• [SOURCE EXTRACT]:
============

Re: Machine translation, Uzbek & Klingon from tschibasch on 2003-07-31 (OSO Yahoo! Group Messages)

From: tschibasch <tschibasch_at_yahoo.com_at_hypermail.org>
Date: Thu, 31 Jul 2003 21:17:04 -0000

Interesting piece.

One thing: They make it sound like Klingon is so foreign, that if that
could be translated, then there is hope for other languages.

Klingon does sound strange, certainly, but the grammar is similar to
many languages on Earth. In other words, the phonetic content is
weird, but that's it. In terms of grammar, it is not 'harder' than
many others.

A language like Finnish is much harder, in terms of grammar. All those
case endings! When constructing a sentence, you need to keep more
things on track. But when spoken, Finnish does not 'sound' so foreign
or difficult.

John

--- In OliveStarlightOrchestra_at_yahoogroups.com, "dne44" <dne_at_d...> wrote:
> Jean forwarded me this article, which I think will find interested
> readers here:
>
> From Uzbek to Klingon, the Machine Cracks the Code
>
> July 31, 2003
> By CHRISTOPHER JOHN FARAH
>
>
>
>
>
>
> IN the summer of 1999, at a workshop on statistical machine
> translation at Johns Hopkins University, Kevin Knight
> passed out a copy of an advertisement to each member of the
> research team he was leading. In the center of the ad was a
> picture of a yellowed, frayed parchment covered in Japanese
> characters. "To most people, this looks like a secret
> code," the ad announced. "Codes are meant to be broken."

============

• [INPUT RECORDS]:
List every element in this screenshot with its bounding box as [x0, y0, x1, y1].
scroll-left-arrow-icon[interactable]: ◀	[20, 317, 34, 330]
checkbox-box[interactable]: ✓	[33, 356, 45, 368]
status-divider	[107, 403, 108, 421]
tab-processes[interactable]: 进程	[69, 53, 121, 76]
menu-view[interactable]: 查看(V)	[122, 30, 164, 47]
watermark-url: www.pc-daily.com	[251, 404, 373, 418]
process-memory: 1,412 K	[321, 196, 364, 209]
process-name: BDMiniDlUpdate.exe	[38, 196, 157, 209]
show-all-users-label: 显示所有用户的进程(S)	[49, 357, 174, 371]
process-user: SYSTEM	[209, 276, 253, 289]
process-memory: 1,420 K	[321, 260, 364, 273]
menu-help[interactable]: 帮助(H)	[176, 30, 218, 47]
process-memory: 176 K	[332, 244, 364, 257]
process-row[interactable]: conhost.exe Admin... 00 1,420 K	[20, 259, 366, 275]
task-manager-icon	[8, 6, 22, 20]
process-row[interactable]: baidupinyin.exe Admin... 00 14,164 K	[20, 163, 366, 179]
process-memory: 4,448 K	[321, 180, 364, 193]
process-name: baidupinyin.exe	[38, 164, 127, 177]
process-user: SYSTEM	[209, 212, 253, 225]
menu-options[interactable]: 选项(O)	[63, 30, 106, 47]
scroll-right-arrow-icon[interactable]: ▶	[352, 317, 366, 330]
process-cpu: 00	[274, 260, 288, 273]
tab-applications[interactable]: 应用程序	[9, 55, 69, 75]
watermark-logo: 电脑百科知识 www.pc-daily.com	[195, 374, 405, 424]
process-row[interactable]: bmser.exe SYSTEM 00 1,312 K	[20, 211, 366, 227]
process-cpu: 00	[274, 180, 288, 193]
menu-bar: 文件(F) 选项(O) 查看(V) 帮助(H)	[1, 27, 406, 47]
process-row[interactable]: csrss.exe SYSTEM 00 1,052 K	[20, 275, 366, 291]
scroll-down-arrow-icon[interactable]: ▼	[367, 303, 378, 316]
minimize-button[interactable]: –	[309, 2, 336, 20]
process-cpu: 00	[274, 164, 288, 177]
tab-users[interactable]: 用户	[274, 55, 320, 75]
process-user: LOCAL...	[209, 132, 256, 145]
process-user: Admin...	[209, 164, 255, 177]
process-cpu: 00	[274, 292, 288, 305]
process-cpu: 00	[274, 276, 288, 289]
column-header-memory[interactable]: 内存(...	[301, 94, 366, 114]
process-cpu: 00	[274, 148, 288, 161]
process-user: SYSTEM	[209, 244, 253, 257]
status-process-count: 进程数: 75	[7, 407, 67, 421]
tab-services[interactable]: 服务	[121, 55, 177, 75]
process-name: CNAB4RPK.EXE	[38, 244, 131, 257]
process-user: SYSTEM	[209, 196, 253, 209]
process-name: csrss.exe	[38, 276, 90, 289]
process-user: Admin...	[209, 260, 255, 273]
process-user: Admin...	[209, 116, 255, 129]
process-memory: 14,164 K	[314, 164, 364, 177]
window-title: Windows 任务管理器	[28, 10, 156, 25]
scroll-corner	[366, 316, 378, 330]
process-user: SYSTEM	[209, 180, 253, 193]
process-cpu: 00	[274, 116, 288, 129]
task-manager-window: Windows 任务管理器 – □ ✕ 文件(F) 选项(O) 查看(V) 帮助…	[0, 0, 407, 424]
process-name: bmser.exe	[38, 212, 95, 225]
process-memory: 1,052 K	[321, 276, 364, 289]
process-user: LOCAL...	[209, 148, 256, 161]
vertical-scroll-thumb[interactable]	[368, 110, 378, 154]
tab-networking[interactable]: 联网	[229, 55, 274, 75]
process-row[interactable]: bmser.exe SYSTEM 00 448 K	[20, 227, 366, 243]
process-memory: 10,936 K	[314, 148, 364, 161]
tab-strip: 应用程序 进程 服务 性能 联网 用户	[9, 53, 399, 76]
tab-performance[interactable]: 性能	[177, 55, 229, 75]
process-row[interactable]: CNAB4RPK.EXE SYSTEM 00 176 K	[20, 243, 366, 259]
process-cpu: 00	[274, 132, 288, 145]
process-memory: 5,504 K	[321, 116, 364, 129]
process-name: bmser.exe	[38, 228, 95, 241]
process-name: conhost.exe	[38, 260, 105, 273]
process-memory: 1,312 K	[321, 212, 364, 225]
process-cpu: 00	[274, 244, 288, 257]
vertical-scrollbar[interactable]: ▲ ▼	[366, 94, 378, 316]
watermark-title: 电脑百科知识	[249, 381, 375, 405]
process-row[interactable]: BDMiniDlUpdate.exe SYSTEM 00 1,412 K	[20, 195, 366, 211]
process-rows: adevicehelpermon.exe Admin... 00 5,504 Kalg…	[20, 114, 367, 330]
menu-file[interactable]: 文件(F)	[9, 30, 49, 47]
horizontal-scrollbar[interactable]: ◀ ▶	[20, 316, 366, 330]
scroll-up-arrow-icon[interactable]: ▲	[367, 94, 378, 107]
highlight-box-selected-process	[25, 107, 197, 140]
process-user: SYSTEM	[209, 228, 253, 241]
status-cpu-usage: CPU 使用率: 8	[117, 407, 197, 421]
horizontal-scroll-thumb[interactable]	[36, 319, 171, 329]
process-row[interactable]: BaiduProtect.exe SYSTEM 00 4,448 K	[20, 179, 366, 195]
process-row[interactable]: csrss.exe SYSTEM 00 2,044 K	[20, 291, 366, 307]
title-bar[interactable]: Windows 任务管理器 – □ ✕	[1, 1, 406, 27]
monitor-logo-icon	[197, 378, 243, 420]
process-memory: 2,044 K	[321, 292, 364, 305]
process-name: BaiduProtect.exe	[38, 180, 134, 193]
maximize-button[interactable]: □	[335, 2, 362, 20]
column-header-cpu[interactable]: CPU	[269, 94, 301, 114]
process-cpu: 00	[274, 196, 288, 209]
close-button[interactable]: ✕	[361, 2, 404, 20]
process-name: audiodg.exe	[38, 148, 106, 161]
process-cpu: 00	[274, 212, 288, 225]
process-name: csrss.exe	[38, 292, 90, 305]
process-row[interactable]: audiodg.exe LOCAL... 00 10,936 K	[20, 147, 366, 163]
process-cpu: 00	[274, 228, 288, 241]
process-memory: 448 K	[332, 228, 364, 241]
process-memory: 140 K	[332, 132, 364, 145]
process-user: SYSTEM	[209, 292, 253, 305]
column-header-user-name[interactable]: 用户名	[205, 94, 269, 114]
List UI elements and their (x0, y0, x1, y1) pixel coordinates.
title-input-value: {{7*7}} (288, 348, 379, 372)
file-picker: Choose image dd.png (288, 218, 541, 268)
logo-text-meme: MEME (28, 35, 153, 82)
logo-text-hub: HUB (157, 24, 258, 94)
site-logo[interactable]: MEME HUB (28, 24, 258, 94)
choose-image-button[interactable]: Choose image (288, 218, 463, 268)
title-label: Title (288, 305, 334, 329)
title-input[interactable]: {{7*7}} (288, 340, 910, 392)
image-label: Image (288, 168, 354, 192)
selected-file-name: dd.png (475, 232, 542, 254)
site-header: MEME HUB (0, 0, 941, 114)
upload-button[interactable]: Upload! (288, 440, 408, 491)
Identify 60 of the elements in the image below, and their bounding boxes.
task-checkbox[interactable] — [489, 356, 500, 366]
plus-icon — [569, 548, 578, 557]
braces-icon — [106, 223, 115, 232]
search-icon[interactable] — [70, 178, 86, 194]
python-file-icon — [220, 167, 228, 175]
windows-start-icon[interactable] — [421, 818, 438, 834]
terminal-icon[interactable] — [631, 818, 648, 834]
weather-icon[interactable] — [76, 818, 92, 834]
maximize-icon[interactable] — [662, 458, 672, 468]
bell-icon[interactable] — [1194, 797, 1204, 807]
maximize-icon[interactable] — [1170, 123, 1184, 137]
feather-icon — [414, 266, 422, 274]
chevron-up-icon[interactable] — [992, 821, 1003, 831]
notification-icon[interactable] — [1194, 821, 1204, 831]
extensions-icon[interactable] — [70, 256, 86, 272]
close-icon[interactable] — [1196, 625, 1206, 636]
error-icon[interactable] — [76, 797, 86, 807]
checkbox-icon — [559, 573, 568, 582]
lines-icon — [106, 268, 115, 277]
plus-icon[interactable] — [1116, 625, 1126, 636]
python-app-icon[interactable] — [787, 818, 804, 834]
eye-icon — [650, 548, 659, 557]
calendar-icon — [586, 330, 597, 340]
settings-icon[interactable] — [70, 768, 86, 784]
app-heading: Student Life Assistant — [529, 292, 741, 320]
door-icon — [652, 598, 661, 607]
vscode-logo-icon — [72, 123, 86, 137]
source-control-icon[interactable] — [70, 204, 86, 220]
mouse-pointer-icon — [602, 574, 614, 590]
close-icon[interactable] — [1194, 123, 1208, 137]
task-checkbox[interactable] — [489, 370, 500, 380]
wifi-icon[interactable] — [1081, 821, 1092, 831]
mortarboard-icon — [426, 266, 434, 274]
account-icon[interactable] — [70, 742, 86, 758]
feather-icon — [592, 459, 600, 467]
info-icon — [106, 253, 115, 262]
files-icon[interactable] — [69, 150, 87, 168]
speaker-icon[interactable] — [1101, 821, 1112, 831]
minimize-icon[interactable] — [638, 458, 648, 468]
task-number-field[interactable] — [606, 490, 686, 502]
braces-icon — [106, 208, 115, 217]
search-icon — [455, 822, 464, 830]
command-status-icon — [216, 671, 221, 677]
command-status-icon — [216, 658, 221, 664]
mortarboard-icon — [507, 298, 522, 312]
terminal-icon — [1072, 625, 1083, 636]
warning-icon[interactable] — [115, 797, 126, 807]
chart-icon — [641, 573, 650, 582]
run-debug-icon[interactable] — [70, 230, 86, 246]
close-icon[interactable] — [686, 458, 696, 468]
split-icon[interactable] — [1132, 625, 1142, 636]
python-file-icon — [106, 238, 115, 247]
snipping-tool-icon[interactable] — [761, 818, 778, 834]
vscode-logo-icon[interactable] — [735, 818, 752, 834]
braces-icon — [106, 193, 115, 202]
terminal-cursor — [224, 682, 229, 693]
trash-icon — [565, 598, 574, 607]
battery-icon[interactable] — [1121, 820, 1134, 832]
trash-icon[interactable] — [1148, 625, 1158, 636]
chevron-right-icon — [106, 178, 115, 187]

============

• [WRITTEN TASKS]:
A. Revise the forum reply about Klingon grammar, starting with "Klingon does sound" and going on through "or difficult.", so that "Finnish" becomes "Hungarian" throughout.
B. Copy the records line for line, starting with the first line of the records and going on through the line with "260, 364, 273]".
The text and the records come from unrelated sources.

• [RESULTS BY TASK]:
A.
Klingon does sound strange, certainly, but the grammar is similar to
many languages on Earth. In other words, the phonetic content is
weird, but that's it. In terms of grammar, it is not 'harder' than
many others.

A language like Hungarian is much harder, in terms of grammar. All those
case endings! When constructing a sentence, you need to keep more
things on track. But when spoken, Hungarian does not 'sound' so foreign
or difficult.

B.
List every element in this screenshot with its bounding box as [x0, y0, x1, y1].
scroll-left-arrow-icon[interactable]: ◀	[20, 317, 34, 330]
checkbox-box[interactable]: ✓	[33, 356, 45, 368]
status-divider	[107, 403, 108, 421]
tab-processes[interactable]: 进程	[69, 53, 121, 76]
menu-view[interactable]: 查看(V)	[122, 30, 164, 47]
watermark-url: www.pc-daily.com	[251, 404, 373, 418]
process-memory: 1,412 K	[321, 196, 364, 209]
process-name: BDMiniDlUpdate.exe	[38, 196, 157, 209]
show-all-users-label: 显示所有用户的进程(S)	[49, 357, 174, 371]
process-user: SYSTEM	[209, 276, 253, 289]
process-memory: 1,420 K	[321, 260, 364, 273]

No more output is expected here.